[Records from a data collection]:

<<<<

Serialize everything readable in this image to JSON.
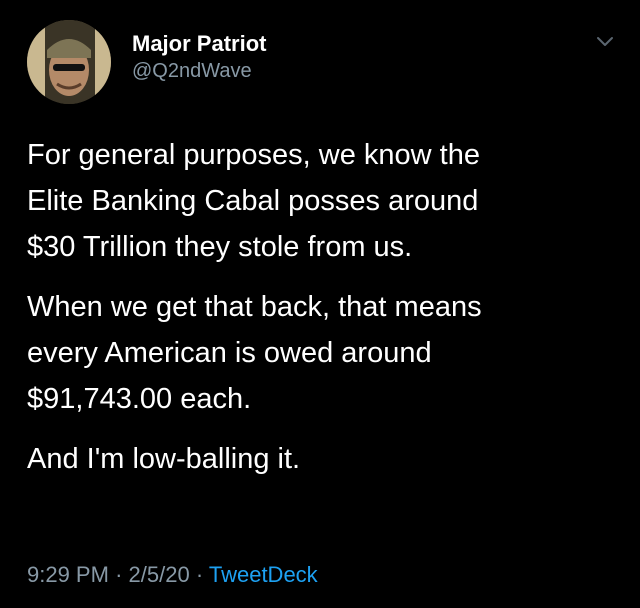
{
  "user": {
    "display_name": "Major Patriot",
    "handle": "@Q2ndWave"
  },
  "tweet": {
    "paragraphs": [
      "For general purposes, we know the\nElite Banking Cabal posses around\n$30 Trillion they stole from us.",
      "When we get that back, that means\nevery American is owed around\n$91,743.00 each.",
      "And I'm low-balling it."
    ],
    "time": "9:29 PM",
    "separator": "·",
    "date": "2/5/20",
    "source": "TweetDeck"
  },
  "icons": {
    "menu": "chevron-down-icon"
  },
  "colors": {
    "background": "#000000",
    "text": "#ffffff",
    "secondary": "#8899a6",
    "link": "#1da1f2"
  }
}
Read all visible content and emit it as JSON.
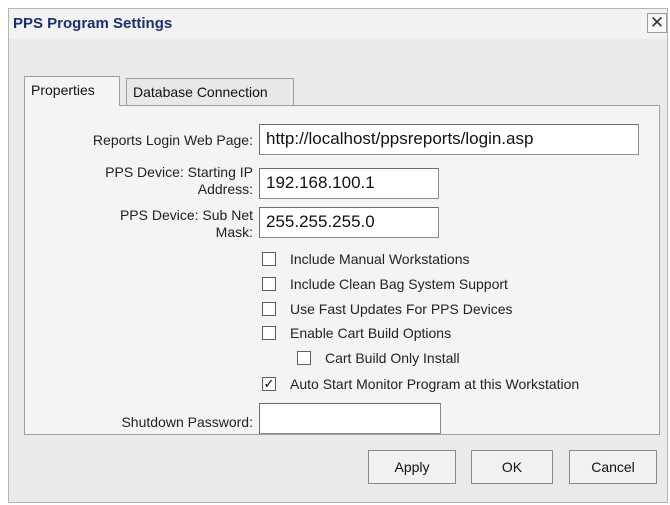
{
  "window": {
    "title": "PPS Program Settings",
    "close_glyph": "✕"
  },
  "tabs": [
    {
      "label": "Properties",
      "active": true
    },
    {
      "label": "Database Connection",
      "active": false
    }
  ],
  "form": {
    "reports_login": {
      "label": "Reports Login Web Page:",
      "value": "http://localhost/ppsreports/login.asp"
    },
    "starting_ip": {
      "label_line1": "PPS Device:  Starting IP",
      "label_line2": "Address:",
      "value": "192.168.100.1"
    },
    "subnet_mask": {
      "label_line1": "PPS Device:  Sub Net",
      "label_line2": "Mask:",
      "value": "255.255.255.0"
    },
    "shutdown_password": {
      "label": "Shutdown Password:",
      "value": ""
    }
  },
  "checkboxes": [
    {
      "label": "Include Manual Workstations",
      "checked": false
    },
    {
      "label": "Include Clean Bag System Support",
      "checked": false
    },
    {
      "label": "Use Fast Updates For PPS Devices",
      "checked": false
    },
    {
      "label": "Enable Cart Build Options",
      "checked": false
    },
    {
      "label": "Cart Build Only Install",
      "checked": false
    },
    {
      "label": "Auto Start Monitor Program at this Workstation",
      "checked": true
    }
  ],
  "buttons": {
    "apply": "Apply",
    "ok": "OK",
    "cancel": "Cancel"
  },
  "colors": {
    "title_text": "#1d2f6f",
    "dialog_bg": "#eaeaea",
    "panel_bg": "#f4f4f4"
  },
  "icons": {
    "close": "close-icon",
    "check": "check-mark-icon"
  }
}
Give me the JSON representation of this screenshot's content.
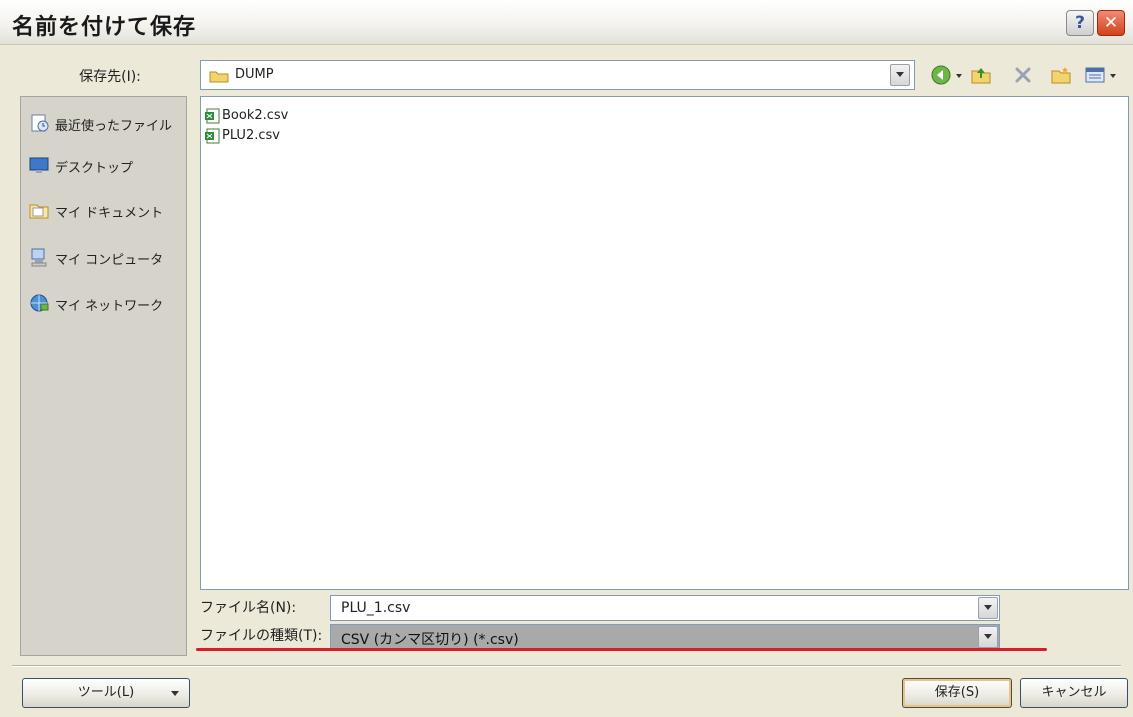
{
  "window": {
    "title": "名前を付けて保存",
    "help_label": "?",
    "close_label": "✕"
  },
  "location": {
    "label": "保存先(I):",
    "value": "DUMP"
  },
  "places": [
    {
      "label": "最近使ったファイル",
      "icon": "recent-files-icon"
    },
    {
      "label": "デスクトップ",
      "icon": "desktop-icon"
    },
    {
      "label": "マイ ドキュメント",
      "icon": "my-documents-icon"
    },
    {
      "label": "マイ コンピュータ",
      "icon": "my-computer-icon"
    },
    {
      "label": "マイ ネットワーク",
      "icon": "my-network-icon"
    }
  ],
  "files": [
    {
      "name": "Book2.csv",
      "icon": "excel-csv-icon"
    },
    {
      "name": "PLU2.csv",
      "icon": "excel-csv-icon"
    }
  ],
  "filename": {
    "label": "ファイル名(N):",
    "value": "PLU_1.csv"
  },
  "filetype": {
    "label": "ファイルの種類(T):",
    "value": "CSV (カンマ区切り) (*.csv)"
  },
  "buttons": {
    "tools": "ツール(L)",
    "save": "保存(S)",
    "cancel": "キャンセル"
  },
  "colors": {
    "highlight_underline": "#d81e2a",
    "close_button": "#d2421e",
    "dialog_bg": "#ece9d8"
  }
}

>>>>
<<<<

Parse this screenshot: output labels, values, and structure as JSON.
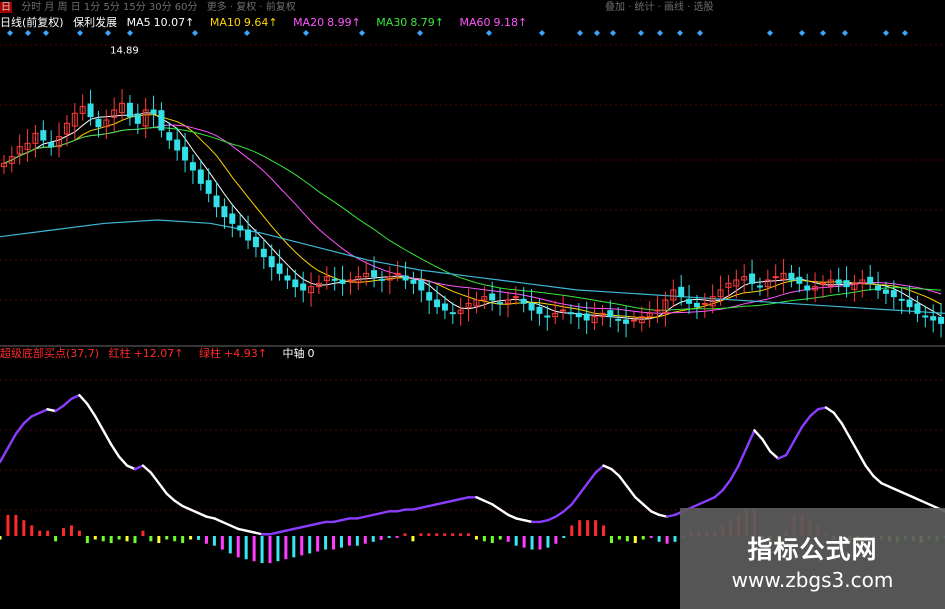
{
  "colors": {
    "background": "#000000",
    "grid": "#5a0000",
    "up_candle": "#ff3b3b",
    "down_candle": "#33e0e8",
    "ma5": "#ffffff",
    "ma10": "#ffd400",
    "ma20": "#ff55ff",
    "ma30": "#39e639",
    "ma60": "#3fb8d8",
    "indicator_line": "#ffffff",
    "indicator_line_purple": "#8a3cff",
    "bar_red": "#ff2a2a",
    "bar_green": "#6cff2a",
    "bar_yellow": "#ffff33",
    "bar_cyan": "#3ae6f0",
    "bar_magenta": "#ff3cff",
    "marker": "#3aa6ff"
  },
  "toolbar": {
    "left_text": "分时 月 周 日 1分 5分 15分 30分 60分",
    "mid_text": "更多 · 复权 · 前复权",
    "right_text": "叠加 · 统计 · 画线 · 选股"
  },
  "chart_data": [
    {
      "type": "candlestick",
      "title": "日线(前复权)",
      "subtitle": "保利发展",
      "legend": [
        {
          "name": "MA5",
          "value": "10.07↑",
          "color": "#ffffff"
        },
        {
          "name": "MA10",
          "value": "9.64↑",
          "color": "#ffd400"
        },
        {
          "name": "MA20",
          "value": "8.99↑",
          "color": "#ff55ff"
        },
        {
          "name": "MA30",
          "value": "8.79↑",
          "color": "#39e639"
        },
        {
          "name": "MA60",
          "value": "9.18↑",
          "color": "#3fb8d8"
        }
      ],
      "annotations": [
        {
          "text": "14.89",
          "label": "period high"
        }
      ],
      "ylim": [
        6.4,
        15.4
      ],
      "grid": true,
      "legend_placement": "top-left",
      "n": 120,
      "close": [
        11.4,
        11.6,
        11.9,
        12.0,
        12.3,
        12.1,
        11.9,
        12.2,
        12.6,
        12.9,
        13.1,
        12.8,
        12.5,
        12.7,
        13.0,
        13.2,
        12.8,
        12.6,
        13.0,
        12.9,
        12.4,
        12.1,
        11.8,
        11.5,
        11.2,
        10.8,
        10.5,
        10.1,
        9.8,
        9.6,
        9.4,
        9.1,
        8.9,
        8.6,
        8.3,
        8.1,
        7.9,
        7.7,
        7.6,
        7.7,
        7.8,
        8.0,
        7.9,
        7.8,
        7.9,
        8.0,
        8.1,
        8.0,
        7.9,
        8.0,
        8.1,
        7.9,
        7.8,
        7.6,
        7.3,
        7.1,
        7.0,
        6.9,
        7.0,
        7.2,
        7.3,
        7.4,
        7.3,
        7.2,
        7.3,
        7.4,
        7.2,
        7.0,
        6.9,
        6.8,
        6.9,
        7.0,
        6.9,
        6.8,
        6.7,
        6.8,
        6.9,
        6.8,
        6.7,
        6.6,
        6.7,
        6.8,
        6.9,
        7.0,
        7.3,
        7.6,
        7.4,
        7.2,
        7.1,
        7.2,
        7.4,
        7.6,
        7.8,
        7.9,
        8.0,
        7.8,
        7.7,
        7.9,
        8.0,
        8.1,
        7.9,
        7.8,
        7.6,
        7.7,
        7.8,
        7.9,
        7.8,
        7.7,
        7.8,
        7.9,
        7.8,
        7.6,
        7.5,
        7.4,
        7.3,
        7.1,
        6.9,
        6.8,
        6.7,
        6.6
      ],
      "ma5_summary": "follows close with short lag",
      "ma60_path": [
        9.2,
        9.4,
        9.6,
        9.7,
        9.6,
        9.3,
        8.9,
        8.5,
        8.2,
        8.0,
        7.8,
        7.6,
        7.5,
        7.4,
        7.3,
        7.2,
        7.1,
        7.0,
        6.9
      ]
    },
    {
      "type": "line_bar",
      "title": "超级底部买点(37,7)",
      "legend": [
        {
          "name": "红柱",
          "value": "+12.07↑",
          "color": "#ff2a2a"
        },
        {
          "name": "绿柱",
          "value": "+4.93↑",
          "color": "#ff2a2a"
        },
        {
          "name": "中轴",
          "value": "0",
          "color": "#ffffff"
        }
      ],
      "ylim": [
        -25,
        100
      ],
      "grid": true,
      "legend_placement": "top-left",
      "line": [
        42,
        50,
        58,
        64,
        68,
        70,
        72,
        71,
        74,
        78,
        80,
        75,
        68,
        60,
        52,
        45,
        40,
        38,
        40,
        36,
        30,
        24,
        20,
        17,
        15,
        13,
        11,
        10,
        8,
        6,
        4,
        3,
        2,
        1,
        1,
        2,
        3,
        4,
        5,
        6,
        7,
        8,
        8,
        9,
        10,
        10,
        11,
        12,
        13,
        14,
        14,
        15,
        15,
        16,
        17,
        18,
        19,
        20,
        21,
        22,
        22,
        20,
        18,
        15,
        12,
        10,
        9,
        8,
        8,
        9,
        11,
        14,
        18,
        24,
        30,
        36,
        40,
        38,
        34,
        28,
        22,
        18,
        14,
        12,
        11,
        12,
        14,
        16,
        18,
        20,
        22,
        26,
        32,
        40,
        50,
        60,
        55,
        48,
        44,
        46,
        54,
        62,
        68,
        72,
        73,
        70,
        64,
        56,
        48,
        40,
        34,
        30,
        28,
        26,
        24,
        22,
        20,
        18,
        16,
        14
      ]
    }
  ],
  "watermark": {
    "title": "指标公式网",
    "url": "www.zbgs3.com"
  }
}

>>>>

[Given exercise]:
Check every line of the data, and copy the ones that contain "Include".

[Written answer]:
      "label": "Include Manual Workstations",
      "label": "Include Clean Bag System Support",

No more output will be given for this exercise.